╭─ MATERIAL FOR THIS TASK

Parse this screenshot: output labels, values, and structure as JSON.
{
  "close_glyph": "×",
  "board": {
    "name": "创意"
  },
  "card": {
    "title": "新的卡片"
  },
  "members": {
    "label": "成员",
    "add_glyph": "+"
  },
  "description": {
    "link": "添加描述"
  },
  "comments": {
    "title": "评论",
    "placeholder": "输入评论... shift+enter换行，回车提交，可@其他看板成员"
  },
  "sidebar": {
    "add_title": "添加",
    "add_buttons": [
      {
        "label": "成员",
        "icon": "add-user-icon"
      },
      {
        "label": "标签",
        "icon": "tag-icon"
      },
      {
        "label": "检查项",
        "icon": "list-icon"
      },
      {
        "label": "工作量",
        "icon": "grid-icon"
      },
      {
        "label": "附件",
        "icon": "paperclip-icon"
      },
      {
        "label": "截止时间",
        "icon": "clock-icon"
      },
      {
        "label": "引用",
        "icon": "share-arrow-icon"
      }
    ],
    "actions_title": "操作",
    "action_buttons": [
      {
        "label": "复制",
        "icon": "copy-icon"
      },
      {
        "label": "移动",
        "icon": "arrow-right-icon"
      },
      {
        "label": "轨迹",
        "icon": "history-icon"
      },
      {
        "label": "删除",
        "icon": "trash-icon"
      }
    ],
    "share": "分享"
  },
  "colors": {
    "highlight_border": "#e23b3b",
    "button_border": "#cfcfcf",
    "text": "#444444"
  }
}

╰─

→ EXERCISE PROMPT
Retype the material in full. Each word must match.

→ RESPONSE TO THE EXERCISE
Parse this screenshot: output labels, values, and structure as JSON.
{
  "close_glyph": "×",
  "board": {
    "name": "创意"
  },
  "card": {
    "title": "新的卡片"
  },
  "members": {
    "label": "成员",
    "add_glyph": "+"
  },
  "description": {
    "link": "添加描述"
  },
  "comments": {
    "title": "评论",
    "placeholder": "输入评论... shift+enter换行，回车提交，可@其他看板成员"
  },
  "sidebar": {
    "add_title": "添加",
    "add_buttons": [
      {
        "label": "成员",
        "icon": "add-user-icon"
      },
      {
        "label": "标签",
        "icon": "tag-icon"
      },
      {
        "label": "检查项",
        "icon": "list-icon"
      },
      {
        "label": "工作量",
        "icon": "grid-icon"
      },
      {
        "label": "附件",
        "icon": "paperclip-icon"
      },
      {
        "label": "截止时间",
        "icon": "clock-icon"
      },
      {
        "label": "引用",
        "icon": "share-arrow-icon"
      }
    ],
    "actions_title": "操作",
    "action_buttons": [
      {
        "label": "复制",
        "icon": "copy-icon"
      },
      {
        "label": "移动",
        "icon": "arrow-right-icon"
      },
      {
        "label": "轨迹",
        "icon": "history-icon"
      },
      {
        "label": "删除",
        "icon": "trash-icon"
      }
    ],
    "share": "分享"
  },
  "colors": {
    "highlight_border": "#e23b3b",
    "button_border": "#cfcfcf",
    "text": "#444444"
  }
}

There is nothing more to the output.